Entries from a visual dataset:
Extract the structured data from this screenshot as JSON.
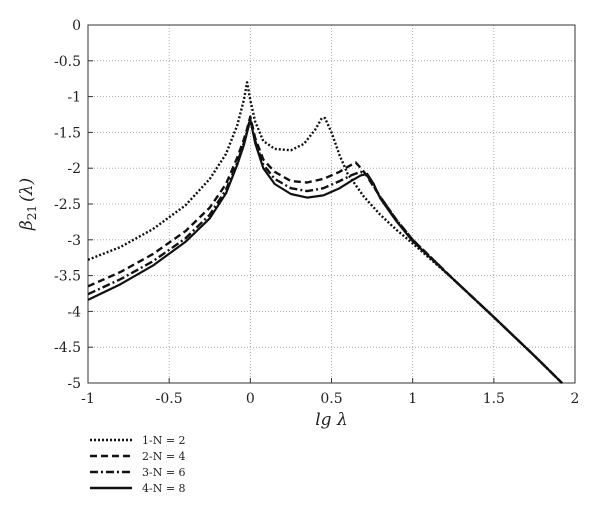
{
  "chart_data": {
    "type": "line",
    "title": "",
    "xlabel": "lg λ",
    "ylabel_main": "β",
    "ylabel_sub": "21",
    "ylabel_arg": "(λ)",
    "xlim": [
      -1,
      2
    ],
    "ylim": [
      -5,
      0
    ],
    "xticks": [
      -1,
      -0.5,
      0,
      0.5,
      1,
      1.5,
      2
    ],
    "xtick_labels": [
      "-1",
      "-0.5",
      "0",
      "0.5",
      "1",
      "1.5",
      "2"
    ],
    "yticks": [
      0,
      -0.5,
      -1,
      -1.5,
      -2,
      -2.5,
      -3,
      -3.5,
      -4,
      -4.5,
      -5
    ],
    "ytick_labels": [
      "0",
      "-0.5",
      "-1",
      "-1.5",
      "-2",
      "-2.5",
      "-3",
      "-3.5",
      "-4",
      "-4.5",
      "-5"
    ],
    "grid": true,
    "legend_position": "below plot, left",
    "series": [
      {
        "name": "1-N = 2",
        "style": "dotted",
        "x": [
          -1,
          -0.8,
          -0.6,
          -0.4,
          -0.25,
          -0.15,
          -0.08,
          -0.04,
          -0.02,
          0,
          0.03,
          0.08,
          0.15,
          0.25,
          0.33,
          0.4,
          0.44,
          0.46,
          0.5,
          0.55,
          0.6,
          0.7,
          0.8,
          0.9,
          1.0,
          1.25,
          1.5,
          1.75,
          1.92
        ],
        "y": [
          -3.28,
          -3.1,
          -2.85,
          -2.52,
          -2.15,
          -1.8,
          -1.4,
          -1.05,
          -0.8,
          -1.05,
          -1.35,
          -1.62,
          -1.73,
          -1.75,
          -1.66,
          -1.46,
          -1.3,
          -1.3,
          -1.5,
          -1.82,
          -2.08,
          -2.4,
          -2.65,
          -2.86,
          -3.05,
          -3.55,
          -4.08,
          -4.62,
          -5.0
        ]
      },
      {
        "name": "2-N = 4",
        "style": "dashed",
        "x": [
          -1,
          -0.8,
          -0.6,
          -0.4,
          -0.25,
          -0.15,
          -0.08,
          -0.04,
          -0.02,
          0,
          0.03,
          0.08,
          0.15,
          0.25,
          0.35,
          0.45,
          0.55,
          0.6,
          0.65,
          0.7,
          0.8,
          0.9,
          1.0,
          1.25,
          1.5,
          1.75,
          1.92
        ],
        "y": [
          -3.65,
          -3.45,
          -3.2,
          -2.88,
          -2.55,
          -2.22,
          -1.85,
          -1.6,
          -1.45,
          -1.28,
          -1.58,
          -1.88,
          -2.05,
          -2.18,
          -2.2,
          -2.15,
          -2.05,
          -1.98,
          -1.92,
          -2.05,
          -2.4,
          -2.72,
          -3.0,
          -3.55,
          -4.08,
          -4.62,
          -5.0
        ]
      },
      {
        "name": "3-N = 6",
        "style": "dashdot",
        "x": [
          -1,
          -0.8,
          -0.6,
          -0.4,
          -0.25,
          -0.15,
          -0.08,
          -0.04,
          -0.02,
          0,
          0.03,
          0.08,
          0.15,
          0.25,
          0.35,
          0.45,
          0.55,
          0.62,
          0.68,
          0.72,
          0.8,
          0.9,
          1.0,
          1.25,
          1.5,
          1.75,
          1.92
        ],
        "y": [
          -3.76,
          -3.55,
          -3.3,
          -2.98,
          -2.65,
          -2.3,
          -1.92,
          -1.65,
          -1.48,
          -1.3,
          -1.62,
          -1.95,
          -2.15,
          -2.28,
          -2.32,
          -2.28,
          -2.18,
          -2.1,
          -2.05,
          -2.1,
          -2.4,
          -2.72,
          -3.0,
          -3.55,
          -4.08,
          -4.62,
          -5.0
        ]
      },
      {
        "name": "4-N = 8",
        "style": "solid",
        "x": [
          -1,
          -0.8,
          -0.6,
          -0.4,
          -0.25,
          -0.15,
          -0.08,
          -0.04,
          -0.02,
          0,
          0.03,
          0.08,
          0.15,
          0.25,
          0.35,
          0.45,
          0.55,
          0.62,
          0.68,
          0.72,
          0.76,
          0.8,
          0.9,
          1.0,
          1.25,
          1.5,
          1.75,
          1.92
        ],
        "y": [
          -3.84,
          -3.62,
          -3.36,
          -3.03,
          -2.7,
          -2.35,
          -1.95,
          -1.68,
          -1.5,
          -1.32,
          -1.65,
          -2.0,
          -2.22,
          -2.36,
          -2.41,
          -2.38,
          -2.28,
          -2.18,
          -2.1,
          -2.08,
          -2.22,
          -2.42,
          -2.74,
          -3.02,
          -3.55,
          -4.08,
          -4.62,
          -5.0
        ]
      }
    ]
  }
}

Task statement:
Give back the entries verbatim. Do not include any picture.

Solution below:
Extract the structured data from this screenshot as JSON.
{
  "chart_data": {
    "type": "line",
    "title": "",
    "xlabel": "lg λ",
    "ylabel_main": "β",
    "ylabel_sub": "21",
    "ylabel_arg": "(λ)",
    "xlim": [
      -1,
      2
    ],
    "ylim": [
      -5,
      0
    ],
    "xticks": [
      -1,
      -0.5,
      0,
      0.5,
      1,
      1.5,
      2
    ],
    "xtick_labels": [
      "-1",
      "-0.5",
      "0",
      "0.5",
      "1",
      "1.5",
      "2"
    ],
    "yticks": [
      0,
      -0.5,
      -1,
      -1.5,
      -2,
      -2.5,
      -3,
      -3.5,
      -4,
      -4.5,
      -5
    ],
    "ytick_labels": [
      "0",
      "-0.5",
      "-1",
      "-1.5",
      "-2",
      "-2.5",
      "-3",
      "-3.5",
      "-4",
      "-4.5",
      "-5"
    ],
    "grid": true,
    "legend_position": "below plot, left",
    "series": [
      {
        "name": "1-N = 2",
        "style": "dotted",
        "x": [
          -1,
          -0.8,
          -0.6,
          -0.4,
          -0.25,
          -0.15,
          -0.08,
          -0.04,
          -0.02,
          0,
          0.03,
          0.08,
          0.15,
          0.25,
          0.33,
          0.4,
          0.44,
          0.46,
          0.5,
          0.55,
          0.6,
          0.7,
          0.8,
          0.9,
          1.0,
          1.25,
          1.5,
          1.75,
          1.92
        ],
        "y": [
          -3.28,
          -3.1,
          -2.85,
          -2.52,
          -2.15,
          -1.8,
          -1.4,
          -1.05,
          -0.8,
          -1.05,
          -1.35,
          -1.62,
          -1.73,
          -1.75,
          -1.66,
          -1.46,
          -1.3,
          -1.3,
          -1.5,
          -1.82,
          -2.08,
          -2.4,
          -2.65,
          -2.86,
          -3.05,
          -3.55,
          -4.08,
          -4.62,
          -5.0
        ]
      },
      {
        "name": "2-N = 4",
        "style": "dashed",
        "x": [
          -1,
          -0.8,
          -0.6,
          -0.4,
          -0.25,
          -0.15,
          -0.08,
          -0.04,
          -0.02,
          0,
          0.03,
          0.08,
          0.15,
          0.25,
          0.35,
          0.45,
          0.55,
          0.6,
          0.65,
          0.7,
          0.8,
          0.9,
          1.0,
          1.25,
          1.5,
          1.75,
          1.92
        ],
        "y": [
          -3.65,
          -3.45,
          -3.2,
          -2.88,
          -2.55,
          -2.22,
          -1.85,
          -1.6,
          -1.45,
          -1.28,
          -1.58,
          -1.88,
          -2.05,
          -2.18,
          -2.2,
          -2.15,
          -2.05,
          -1.98,
          -1.92,
          -2.05,
          -2.4,
          -2.72,
          -3.0,
          -3.55,
          -4.08,
          -4.62,
          -5.0
        ]
      },
      {
        "name": "3-N = 6",
        "style": "dashdot",
        "x": [
          -1,
          -0.8,
          -0.6,
          -0.4,
          -0.25,
          -0.15,
          -0.08,
          -0.04,
          -0.02,
          0,
          0.03,
          0.08,
          0.15,
          0.25,
          0.35,
          0.45,
          0.55,
          0.62,
          0.68,
          0.72,
          0.8,
          0.9,
          1.0,
          1.25,
          1.5,
          1.75,
          1.92
        ],
        "y": [
          -3.76,
          -3.55,
          -3.3,
          -2.98,
          -2.65,
          -2.3,
          -1.92,
          -1.65,
          -1.48,
          -1.3,
          -1.62,
          -1.95,
          -2.15,
          -2.28,
          -2.32,
          -2.28,
          -2.18,
          -2.1,
          -2.05,
          -2.1,
          -2.4,
          -2.72,
          -3.0,
          -3.55,
          -4.08,
          -4.62,
          -5.0
        ]
      },
      {
        "name": "4-N = 8",
        "style": "solid",
        "x": [
          -1,
          -0.8,
          -0.6,
          -0.4,
          -0.25,
          -0.15,
          -0.08,
          -0.04,
          -0.02,
          0,
          0.03,
          0.08,
          0.15,
          0.25,
          0.35,
          0.45,
          0.55,
          0.62,
          0.68,
          0.72,
          0.76,
          0.8,
          0.9,
          1.0,
          1.25,
          1.5,
          1.75,
          1.92
        ],
        "y": [
          -3.84,
          -3.62,
          -3.36,
          -3.03,
          -2.7,
          -2.35,
          -1.95,
          -1.68,
          -1.5,
          -1.32,
          -1.65,
          -2.0,
          -2.22,
          -2.36,
          -2.41,
          -2.38,
          -2.28,
          -2.18,
          -2.1,
          -2.08,
          -2.22,
          -2.42,
          -2.74,
          -3.02,
          -3.55,
          -4.08,
          -4.62,
          -5.0
        ]
      }
    ]
  }
}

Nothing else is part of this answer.